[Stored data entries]

********************

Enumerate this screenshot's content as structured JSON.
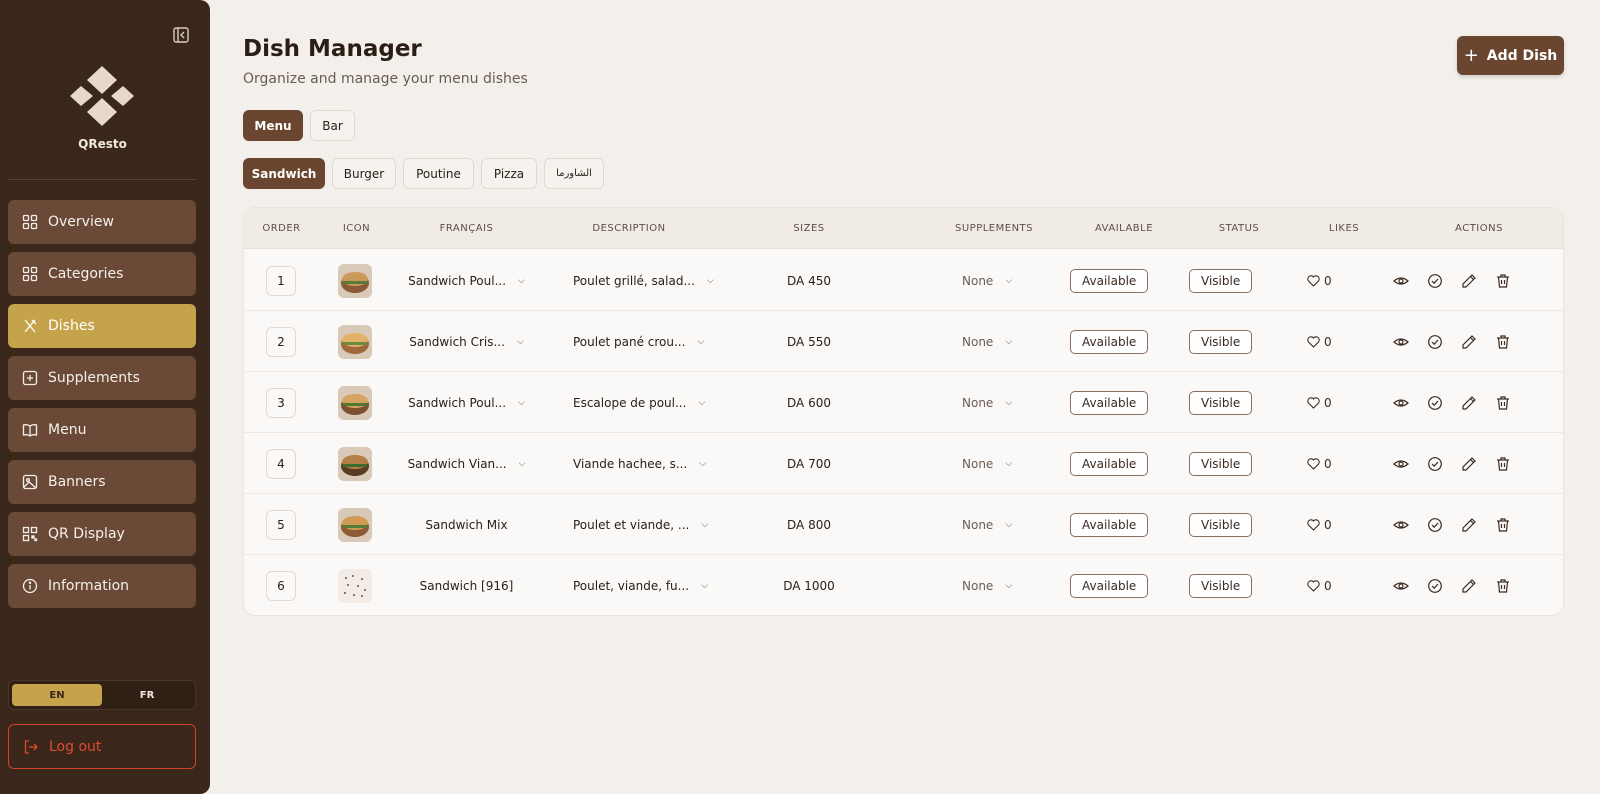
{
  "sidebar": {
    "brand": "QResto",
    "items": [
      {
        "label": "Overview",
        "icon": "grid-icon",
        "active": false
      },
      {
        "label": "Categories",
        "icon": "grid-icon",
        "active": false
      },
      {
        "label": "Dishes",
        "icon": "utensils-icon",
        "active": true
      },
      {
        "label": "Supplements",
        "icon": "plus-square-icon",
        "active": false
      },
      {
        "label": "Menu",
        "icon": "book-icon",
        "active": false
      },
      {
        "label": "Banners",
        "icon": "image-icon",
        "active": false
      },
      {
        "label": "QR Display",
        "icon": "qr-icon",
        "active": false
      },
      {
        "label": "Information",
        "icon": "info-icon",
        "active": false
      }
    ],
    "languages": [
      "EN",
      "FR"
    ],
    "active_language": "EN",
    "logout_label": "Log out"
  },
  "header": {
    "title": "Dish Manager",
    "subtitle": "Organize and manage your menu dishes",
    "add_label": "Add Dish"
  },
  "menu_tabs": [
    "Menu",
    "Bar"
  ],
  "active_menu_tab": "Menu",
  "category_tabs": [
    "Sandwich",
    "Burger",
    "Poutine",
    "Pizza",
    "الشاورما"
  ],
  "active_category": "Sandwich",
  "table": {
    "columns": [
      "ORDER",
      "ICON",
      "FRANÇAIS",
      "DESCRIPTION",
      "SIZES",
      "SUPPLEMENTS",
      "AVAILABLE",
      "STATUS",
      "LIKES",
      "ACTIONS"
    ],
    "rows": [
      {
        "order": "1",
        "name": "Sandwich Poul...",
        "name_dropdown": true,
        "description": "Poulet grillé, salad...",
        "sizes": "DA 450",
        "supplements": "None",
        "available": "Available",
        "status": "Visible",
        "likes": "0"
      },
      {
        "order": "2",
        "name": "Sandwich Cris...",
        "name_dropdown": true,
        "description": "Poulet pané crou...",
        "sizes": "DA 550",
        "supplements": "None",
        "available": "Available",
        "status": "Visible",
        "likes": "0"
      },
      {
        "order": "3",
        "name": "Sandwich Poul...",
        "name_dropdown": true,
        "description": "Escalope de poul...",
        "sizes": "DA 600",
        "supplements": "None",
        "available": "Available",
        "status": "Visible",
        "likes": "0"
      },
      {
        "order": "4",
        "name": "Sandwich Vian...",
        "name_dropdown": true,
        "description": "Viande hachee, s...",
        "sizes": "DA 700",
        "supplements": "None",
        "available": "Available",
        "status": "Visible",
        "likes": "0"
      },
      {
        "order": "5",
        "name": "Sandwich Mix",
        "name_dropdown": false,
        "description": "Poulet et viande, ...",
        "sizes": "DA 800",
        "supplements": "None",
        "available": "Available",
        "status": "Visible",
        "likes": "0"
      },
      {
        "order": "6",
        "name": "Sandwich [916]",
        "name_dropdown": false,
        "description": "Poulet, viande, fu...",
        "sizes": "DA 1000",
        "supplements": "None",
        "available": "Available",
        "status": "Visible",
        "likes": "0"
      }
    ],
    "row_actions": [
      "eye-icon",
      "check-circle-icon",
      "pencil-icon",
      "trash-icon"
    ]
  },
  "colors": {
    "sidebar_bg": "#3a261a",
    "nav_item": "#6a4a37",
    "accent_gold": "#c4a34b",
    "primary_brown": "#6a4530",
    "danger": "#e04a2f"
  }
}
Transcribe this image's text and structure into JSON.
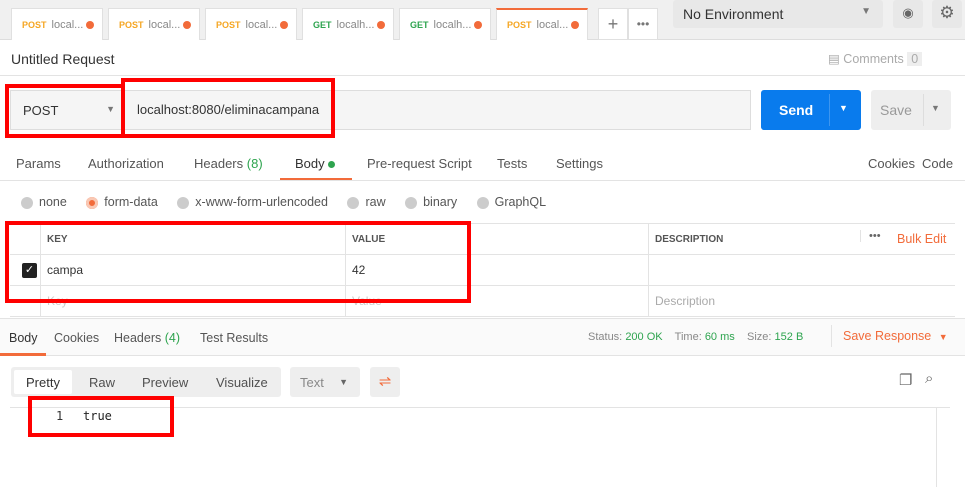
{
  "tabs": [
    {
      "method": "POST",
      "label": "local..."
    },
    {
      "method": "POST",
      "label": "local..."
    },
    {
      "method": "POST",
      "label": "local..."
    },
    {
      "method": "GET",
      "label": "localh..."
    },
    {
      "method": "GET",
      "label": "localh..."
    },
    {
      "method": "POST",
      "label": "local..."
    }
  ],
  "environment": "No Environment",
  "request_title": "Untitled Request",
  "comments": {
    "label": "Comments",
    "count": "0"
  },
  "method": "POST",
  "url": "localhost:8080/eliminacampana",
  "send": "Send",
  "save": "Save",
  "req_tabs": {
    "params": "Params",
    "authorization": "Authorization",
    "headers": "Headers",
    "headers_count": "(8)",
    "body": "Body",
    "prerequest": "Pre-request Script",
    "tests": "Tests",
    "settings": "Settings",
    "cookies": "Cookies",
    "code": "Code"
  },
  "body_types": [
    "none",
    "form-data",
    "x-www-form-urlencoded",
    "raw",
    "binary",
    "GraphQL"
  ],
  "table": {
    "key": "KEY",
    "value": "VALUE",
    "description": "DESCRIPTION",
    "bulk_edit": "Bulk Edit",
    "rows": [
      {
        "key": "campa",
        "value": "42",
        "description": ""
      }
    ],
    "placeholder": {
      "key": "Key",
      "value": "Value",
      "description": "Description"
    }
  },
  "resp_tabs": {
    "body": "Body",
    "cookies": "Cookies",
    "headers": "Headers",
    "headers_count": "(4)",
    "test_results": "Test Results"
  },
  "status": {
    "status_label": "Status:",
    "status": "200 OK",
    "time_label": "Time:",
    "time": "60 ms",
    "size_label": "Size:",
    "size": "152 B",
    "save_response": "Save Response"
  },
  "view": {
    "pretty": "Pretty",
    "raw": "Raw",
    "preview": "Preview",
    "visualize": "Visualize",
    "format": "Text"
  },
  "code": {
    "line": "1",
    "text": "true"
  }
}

********************

TASK OBJECTIVE>
The data should be printed again unchanged; leave its pictures out.

SOLUTION TO THIS PROBLEM>
Enumerate this screenshot's content as structured JSON.
{
  "sidebar": {
    "brand": "QResto",
    "items": [
      {
        "label": "Overview",
        "icon": "grid-icon",
        "active": false
      },
      {
        "label": "Categories",
        "icon": "grid-icon",
        "active": false
      },
      {
        "label": "Dishes",
        "icon": "utensils-icon",
        "active": true
      },
      {
        "label": "Supplements",
        "icon": "plus-square-icon",
        "active": false
      },
      {
        "label": "Menu",
        "icon": "book-icon",
        "active": false
      },
      {
        "label": "Banners",
        "icon": "image-icon",
        "active": false
      },
      {
        "label": "QR Display",
        "icon": "qr-icon",
        "active": false
      },
      {
        "label": "Information",
        "icon": "info-icon",
        "active": false
      }
    ],
    "languages": [
      "EN",
      "FR"
    ],
    "active_language": "EN",
    "logout_label": "Log out"
  },
  "header": {
    "title": "Dish Manager",
    "subtitle": "Organize and manage your menu dishes",
    "add_label": "Add Dish"
  },
  "menu_tabs": [
    "Menu",
    "Bar"
  ],
  "active_menu_tab": "Menu",
  "category_tabs": [
    "Sandwich",
    "Burger",
    "Poutine",
    "Pizza",
    "الشاورما"
  ],
  "active_category": "Sandwich",
  "table": {
    "columns": [
      "ORDER",
      "ICON",
      "FRANÇAIS",
      "DESCRIPTION",
      "SIZES",
      "SUPPLEMENTS",
      "AVAILABLE",
      "STATUS",
      "LIKES",
      "ACTIONS"
    ],
    "rows": [
      {
        "order": "1",
        "name": "Sandwich Poul...",
        "name_dropdown": true,
        "description": "Poulet grillé, salad...",
        "sizes": "DA 450",
        "supplements": "None",
        "available": "Available",
        "status": "Visible",
        "likes": "0"
      },
      {
        "order": "2",
        "name": "Sandwich Cris...",
        "name_dropdown": true,
        "description": "Poulet pané crou...",
        "sizes": "DA 550",
        "supplements": "None",
        "available": "Available",
        "status": "Visible",
        "likes": "0"
      },
      {
        "order": "3",
        "name": "Sandwich Poul...",
        "name_dropdown": true,
        "description": "Escalope de poul...",
        "sizes": "DA 600",
        "supplements": "None",
        "available": "Available",
        "status": "Visible",
        "likes": "0"
      },
      {
        "order": "4",
        "name": "Sandwich Vian...",
        "name_dropdown": true,
        "description": "Viande hachee, s...",
        "sizes": "DA 700",
        "supplements": "None",
        "available": "Available",
        "status": "Visible",
        "likes": "0"
      },
      {
        "order": "5",
        "name": "Sandwich Mix",
        "name_dropdown": false,
        "description": "Poulet et viande, ...",
        "sizes": "DA 800",
        "supplements": "None",
        "available": "Available",
        "status": "Visible",
        "likes": "0"
      },
      {
        "order": "6",
        "name": "Sandwich [916]",
        "name_dropdown": false,
        "description": "Poulet, viande, fu...",
        "sizes": "DA 1000",
        "supplements": "None",
        "available": "Available",
        "status": "Visible",
        "likes": "0"
      }
    ],
    "row_actions": [
      "eye-icon",
      "check-circle-icon",
      "pencil-icon",
      "trash-icon"
    ]
  },
  "colors": {
    "sidebar_bg": "#3a261a",
    "nav_item": "#6a4a37",
    "accent_gold": "#c4a34b",
    "primary_brown": "#6a4530",
    "danger": "#e04a2f"
  }
}
Transcribe this image's text and structure into JSON.
{
  "tabs": [
    {
      "method": "POST",
      "label": "local..."
    },
    {
      "method": "POST",
      "label": "local..."
    },
    {
      "method": "POST",
      "label": "local..."
    },
    {
      "method": "GET",
      "label": "localh..."
    },
    {
      "method": "GET",
      "label": "localh..."
    },
    {
      "method": "POST",
      "label": "local..."
    }
  ],
  "environment": "No Environment",
  "request_title": "Untitled Request",
  "comments": {
    "label": "Comments",
    "count": "0"
  },
  "method": "POST",
  "url": "localhost:8080/eliminacampana",
  "send": "Send",
  "save": "Save",
  "req_tabs": {
    "params": "Params",
    "authorization": "Authorization",
    "headers": "Headers",
    "headers_count": "(8)",
    "body": "Body",
    "prerequest": "Pre-request Script",
    "tests": "Tests",
    "settings": "Settings",
    "cookies": "Cookies",
    "code": "Code"
  },
  "body_types": [
    "none",
    "form-data",
    "x-www-form-urlencoded",
    "raw",
    "binary",
    "GraphQL"
  ],
  "table": {
    "key": "KEY",
    "value": "VALUE",
    "description": "DESCRIPTION",
    "bulk_edit": "Bulk Edit",
    "rows": [
      {
        "key": "campa",
        "value": "42",
        "description": ""
      }
    ],
    "placeholder": {
      "key": "Key",
      "value": "Value",
      "description": "Description"
    }
  },
  "resp_tabs": {
    "body": "Body",
    "cookies": "Cookies",
    "headers": "Headers",
    "headers_count": "(4)",
    "test_results": "Test Results"
  },
  "status": {
    "status_label": "Status:",
    "status": "200 OK",
    "time_label": "Time:",
    "time": "60 ms",
    "size_label": "Size:",
    "size": "152 B",
    "save_response": "Save Response"
  },
  "view": {
    "pretty": "Pretty",
    "raw": "Raw",
    "preview": "Preview",
    "visualize": "Visualize",
    "format": "Text"
  },
  "code": {
    "line": "1",
    "text": "true"
  }
}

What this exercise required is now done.